Data to use start

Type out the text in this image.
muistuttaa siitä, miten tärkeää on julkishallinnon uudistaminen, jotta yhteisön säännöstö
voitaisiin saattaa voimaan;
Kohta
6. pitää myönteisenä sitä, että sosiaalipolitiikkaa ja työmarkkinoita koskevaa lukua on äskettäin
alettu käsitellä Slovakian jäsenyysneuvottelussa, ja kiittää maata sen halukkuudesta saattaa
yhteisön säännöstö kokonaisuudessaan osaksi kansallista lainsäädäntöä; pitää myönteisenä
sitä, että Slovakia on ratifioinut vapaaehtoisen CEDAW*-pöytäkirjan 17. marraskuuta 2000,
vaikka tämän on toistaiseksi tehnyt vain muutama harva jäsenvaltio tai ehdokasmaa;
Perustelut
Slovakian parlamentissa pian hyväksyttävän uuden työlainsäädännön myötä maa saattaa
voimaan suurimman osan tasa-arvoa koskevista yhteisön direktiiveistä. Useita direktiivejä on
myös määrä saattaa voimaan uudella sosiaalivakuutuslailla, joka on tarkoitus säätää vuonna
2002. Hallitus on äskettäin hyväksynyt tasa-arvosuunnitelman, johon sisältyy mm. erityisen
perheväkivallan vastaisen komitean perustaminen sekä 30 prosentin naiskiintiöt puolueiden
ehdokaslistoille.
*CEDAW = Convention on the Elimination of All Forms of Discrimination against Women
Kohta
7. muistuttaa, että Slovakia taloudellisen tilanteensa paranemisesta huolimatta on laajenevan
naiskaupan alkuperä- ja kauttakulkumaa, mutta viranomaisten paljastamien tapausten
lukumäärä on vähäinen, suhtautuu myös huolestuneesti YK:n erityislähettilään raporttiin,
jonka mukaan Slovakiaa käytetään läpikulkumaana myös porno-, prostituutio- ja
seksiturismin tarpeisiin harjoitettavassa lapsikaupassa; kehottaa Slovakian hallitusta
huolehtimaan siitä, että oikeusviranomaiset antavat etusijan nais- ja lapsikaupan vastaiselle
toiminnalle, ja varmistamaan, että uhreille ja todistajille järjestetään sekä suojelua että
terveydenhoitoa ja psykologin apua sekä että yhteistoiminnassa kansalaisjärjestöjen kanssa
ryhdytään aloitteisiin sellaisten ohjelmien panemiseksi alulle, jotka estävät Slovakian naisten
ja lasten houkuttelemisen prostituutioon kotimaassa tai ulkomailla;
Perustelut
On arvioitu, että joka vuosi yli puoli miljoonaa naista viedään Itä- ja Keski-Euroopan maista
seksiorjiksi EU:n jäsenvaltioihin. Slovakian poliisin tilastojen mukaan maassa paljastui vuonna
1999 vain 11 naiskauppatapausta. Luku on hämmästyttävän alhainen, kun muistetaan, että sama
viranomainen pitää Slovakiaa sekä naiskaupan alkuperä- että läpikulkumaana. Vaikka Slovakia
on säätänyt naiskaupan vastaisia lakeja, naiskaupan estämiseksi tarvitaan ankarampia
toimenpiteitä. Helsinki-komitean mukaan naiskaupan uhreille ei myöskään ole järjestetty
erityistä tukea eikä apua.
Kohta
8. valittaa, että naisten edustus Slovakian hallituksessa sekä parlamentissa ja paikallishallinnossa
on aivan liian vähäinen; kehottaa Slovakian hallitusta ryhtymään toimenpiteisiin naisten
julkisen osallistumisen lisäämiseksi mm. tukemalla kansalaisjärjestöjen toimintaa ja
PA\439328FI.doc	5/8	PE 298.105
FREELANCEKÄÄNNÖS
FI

Data to use end

### Goal
In the listing, find each line with the string "säännöstö" and copy it.

### The response
muistuttaa siitä, miten tärkeää on julkishallinnon uudistaminen, jotta yhteisön säännöstö
yhteisön säännöstö kokonaisuudessaan osaksi kansallista lainsäädäntöä; pitää myönteisenä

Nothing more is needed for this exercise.